[Stored data entries]
## Begin

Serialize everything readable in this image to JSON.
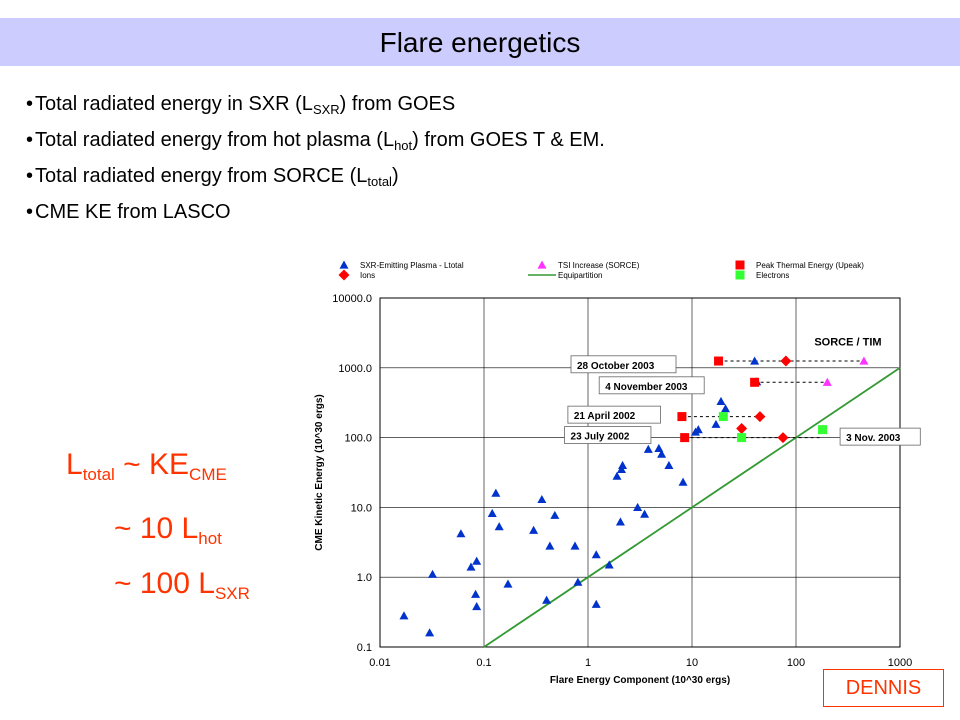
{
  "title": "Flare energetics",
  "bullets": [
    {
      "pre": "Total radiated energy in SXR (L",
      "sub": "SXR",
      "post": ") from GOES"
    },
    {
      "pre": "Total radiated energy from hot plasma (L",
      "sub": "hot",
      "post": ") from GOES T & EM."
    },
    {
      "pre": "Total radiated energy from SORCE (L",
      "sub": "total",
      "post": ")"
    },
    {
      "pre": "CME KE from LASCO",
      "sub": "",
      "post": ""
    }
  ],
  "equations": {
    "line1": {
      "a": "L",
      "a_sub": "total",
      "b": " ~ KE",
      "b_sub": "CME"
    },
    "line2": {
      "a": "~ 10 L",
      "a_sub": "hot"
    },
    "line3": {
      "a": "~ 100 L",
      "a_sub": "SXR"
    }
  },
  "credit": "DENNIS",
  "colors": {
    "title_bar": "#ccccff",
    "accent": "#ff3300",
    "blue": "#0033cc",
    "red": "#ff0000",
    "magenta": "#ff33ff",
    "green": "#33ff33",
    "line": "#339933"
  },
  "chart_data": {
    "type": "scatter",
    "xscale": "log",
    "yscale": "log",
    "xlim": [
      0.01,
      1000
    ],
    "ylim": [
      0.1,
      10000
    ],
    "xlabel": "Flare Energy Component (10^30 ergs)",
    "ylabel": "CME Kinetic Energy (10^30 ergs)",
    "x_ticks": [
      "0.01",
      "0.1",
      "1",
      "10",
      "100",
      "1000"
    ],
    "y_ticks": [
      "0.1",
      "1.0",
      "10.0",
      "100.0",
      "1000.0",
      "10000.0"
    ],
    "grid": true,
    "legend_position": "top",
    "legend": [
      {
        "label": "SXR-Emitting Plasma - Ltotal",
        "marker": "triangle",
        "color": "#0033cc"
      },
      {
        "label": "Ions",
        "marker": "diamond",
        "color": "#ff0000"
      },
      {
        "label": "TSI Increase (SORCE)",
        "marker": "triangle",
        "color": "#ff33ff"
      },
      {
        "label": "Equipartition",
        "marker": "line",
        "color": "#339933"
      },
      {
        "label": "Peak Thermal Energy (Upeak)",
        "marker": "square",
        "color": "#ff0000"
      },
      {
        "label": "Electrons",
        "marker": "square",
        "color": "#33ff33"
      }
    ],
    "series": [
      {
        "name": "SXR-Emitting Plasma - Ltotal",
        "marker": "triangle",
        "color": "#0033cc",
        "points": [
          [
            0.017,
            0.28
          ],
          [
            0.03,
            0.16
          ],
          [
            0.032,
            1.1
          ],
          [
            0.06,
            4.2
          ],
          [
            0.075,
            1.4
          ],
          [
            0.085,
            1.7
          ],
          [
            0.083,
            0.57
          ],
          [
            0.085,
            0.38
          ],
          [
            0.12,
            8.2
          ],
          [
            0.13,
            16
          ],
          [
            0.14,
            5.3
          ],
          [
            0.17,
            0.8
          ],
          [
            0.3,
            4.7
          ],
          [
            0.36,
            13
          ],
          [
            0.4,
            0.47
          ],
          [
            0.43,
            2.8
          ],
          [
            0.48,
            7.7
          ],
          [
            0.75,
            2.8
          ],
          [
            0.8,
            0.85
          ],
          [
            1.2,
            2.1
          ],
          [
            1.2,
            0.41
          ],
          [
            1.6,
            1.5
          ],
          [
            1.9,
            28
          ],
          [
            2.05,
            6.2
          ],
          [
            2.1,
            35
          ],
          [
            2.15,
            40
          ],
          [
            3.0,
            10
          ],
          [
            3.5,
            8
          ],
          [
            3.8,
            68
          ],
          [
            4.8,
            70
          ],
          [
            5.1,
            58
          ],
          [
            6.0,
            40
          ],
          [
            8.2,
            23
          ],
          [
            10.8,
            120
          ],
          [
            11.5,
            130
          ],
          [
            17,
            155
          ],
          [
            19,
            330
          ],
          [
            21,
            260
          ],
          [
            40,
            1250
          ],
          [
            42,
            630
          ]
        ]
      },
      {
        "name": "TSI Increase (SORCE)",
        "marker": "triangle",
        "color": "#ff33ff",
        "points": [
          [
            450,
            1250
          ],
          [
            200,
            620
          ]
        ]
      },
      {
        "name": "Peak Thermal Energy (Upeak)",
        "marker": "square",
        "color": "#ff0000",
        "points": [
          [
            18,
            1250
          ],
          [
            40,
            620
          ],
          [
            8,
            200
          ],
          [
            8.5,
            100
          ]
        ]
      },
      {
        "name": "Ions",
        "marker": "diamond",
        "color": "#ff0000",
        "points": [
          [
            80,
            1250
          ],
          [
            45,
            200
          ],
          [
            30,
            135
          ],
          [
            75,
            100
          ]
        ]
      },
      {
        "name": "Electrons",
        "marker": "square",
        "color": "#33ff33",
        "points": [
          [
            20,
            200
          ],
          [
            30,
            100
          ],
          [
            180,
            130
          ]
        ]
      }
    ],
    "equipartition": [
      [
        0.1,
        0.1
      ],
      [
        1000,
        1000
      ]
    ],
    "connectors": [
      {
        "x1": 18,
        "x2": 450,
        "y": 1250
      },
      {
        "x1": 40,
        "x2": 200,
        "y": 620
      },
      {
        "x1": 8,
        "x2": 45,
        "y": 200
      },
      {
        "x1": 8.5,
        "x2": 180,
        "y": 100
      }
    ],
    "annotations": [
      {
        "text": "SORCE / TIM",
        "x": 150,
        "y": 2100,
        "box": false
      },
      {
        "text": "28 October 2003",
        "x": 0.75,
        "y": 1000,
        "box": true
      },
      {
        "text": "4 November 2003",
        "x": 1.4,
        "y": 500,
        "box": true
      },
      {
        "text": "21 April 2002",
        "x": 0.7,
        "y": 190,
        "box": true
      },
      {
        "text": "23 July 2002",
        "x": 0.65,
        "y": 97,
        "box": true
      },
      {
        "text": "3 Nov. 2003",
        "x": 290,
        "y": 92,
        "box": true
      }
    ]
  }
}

## End

All of the data above should be transcribed verbatim, with pictures omitted.

The response:
Serialize everything readable in this image to JSON.
{
  "title": "Flare energetics",
  "bullets": [
    {
      "pre": "Total radiated energy in SXR (L",
      "sub": "SXR",
      "post": ") from GOES"
    },
    {
      "pre": "Total radiated energy from hot plasma (L",
      "sub": "hot",
      "post": ") from GOES T & EM."
    },
    {
      "pre": "Total radiated energy from SORCE (L",
      "sub": "total",
      "post": ")"
    },
    {
      "pre": "CME KE from LASCO",
      "sub": "",
      "post": ""
    }
  ],
  "equations": {
    "line1": {
      "a": "L",
      "a_sub": "total",
      "b": " ~ KE",
      "b_sub": "CME"
    },
    "line2": {
      "a": "~ 10 L",
      "a_sub": "hot"
    },
    "line3": {
      "a": "~ 100 L",
      "a_sub": "SXR"
    }
  },
  "credit": "DENNIS",
  "colors": {
    "title_bar": "#ccccff",
    "accent": "#ff3300",
    "blue": "#0033cc",
    "red": "#ff0000",
    "magenta": "#ff33ff",
    "green": "#33ff33",
    "line": "#339933"
  },
  "chart_data": {
    "type": "scatter",
    "xscale": "log",
    "yscale": "log",
    "xlim": [
      0.01,
      1000
    ],
    "ylim": [
      0.1,
      10000
    ],
    "xlabel": "Flare Energy Component (10^30 ergs)",
    "ylabel": "CME Kinetic Energy (10^30 ergs)",
    "x_ticks": [
      "0.01",
      "0.1",
      "1",
      "10",
      "100",
      "1000"
    ],
    "y_ticks": [
      "0.1",
      "1.0",
      "10.0",
      "100.0",
      "1000.0",
      "10000.0"
    ],
    "grid": true,
    "legend_position": "top",
    "legend": [
      {
        "label": "SXR-Emitting Plasma - Ltotal",
        "marker": "triangle",
        "color": "#0033cc"
      },
      {
        "label": "Ions",
        "marker": "diamond",
        "color": "#ff0000"
      },
      {
        "label": "TSI Increase (SORCE)",
        "marker": "triangle",
        "color": "#ff33ff"
      },
      {
        "label": "Equipartition",
        "marker": "line",
        "color": "#339933"
      },
      {
        "label": "Peak Thermal Energy (Upeak)",
        "marker": "square",
        "color": "#ff0000"
      },
      {
        "label": "Electrons",
        "marker": "square",
        "color": "#33ff33"
      }
    ],
    "series": [
      {
        "name": "SXR-Emitting Plasma - Ltotal",
        "marker": "triangle",
        "color": "#0033cc",
        "points": [
          [
            0.017,
            0.28
          ],
          [
            0.03,
            0.16
          ],
          [
            0.032,
            1.1
          ],
          [
            0.06,
            4.2
          ],
          [
            0.075,
            1.4
          ],
          [
            0.085,
            1.7
          ],
          [
            0.083,
            0.57
          ],
          [
            0.085,
            0.38
          ],
          [
            0.12,
            8.2
          ],
          [
            0.13,
            16
          ],
          [
            0.14,
            5.3
          ],
          [
            0.17,
            0.8
          ],
          [
            0.3,
            4.7
          ],
          [
            0.36,
            13
          ],
          [
            0.4,
            0.47
          ],
          [
            0.43,
            2.8
          ],
          [
            0.48,
            7.7
          ],
          [
            0.75,
            2.8
          ],
          [
            0.8,
            0.85
          ],
          [
            1.2,
            2.1
          ],
          [
            1.2,
            0.41
          ],
          [
            1.6,
            1.5
          ],
          [
            1.9,
            28
          ],
          [
            2.05,
            6.2
          ],
          [
            2.1,
            35
          ],
          [
            2.15,
            40
          ],
          [
            3.0,
            10
          ],
          [
            3.5,
            8
          ],
          [
            3.8,
            68
          ],
          [
            4.8,
            70
          ],
          [
            5.1,
            58
          ],
          [
            6.0,
            40
          ],
          [
            8.2,
            23
          ],
          [
            10.8,
            120
          ],
          [
            11.5,
            130
          ],
          [
            17,
            155
          ],
          [
            19,
            330
          ],
          [
            21,
            260
          ],
          [
            40,
            1250
          ],
          [
            42,
            630
          ]
        ]
      },
      {
        "name": "TSI Increase (SORCE)",
        "marker": "triangle",
        "color": "#ff33ff",
        "points": [
          [
            450,
            1250
          ],
          [
            200,
            620
          ]
        ]
      },
      {
        "name": "Peak Thermal Energy (Upeak)",
        "marker": "square",
        "color": "#ff0000",
        "points": [
          [
            18,
            1250
          ],
          [
            40,
            620
          ],
          [
            8,
            200
          ],
          [
            8.5,
            100
          ]
        ]
      },
      {
        "name": "Ions",
        "marker": "diamond",
        "color": "#ff0000",
        "points": [
          [
            80,
            1250
          ],
          [
            45,
            200
          ],
          [
            30,
            135
          ],
          [
            75,
            100
          ]
        ]
      },
      {
        "name": "Electrons",
        "marker": "square",
        "color": "#33ff33",
        "points": [
          [
            20,
            200
          ],
          [
            30,
            100
          ],
          [
            180,
            130
          ]
        ]
      }
    ],
    "equipartition": [
      [
        0.1,
        0.1
      ],
      [
        1000,
        1000
      ]
    ],
    "connectors": [
      {
        "x1": 18,
        "x2": 450,
        "y": 1250
      },
      {
        "x1": 40,
        "x2": 200,
        "y": 620
      },
      {
        "x1": 8,
        "x2": 45,
        "y": 200
      },
      {
        "x1": 8.5,
        "x2": 180,
        "y": 100
      }
    ],
    "annotations": [
      {
        "text": "SORCE / TIM",
        "x": 150,
        "y": 2100,
        "box": false
      },
      {
        "text": "28 October 2003",
        "x": 0.75,
        "y": 1000,
        "box": true
      },
      {
        "text": "4 November 2003",
        "x": 1.4,
        "y": 500,
        "box": true
      },
      {
        "text": "21 April 2002",
        "x": 0.7,
        "y": 190,
        "box": true
      },
      {
        "text": "23 July 2002",
        "x": 0.65,
        "y": 97,
        "box": true
      },
      {
        "text": "3 Nov. 2003",
        "x": 290,
        "y": 92,
        "box": true
      }
    ]
  }
}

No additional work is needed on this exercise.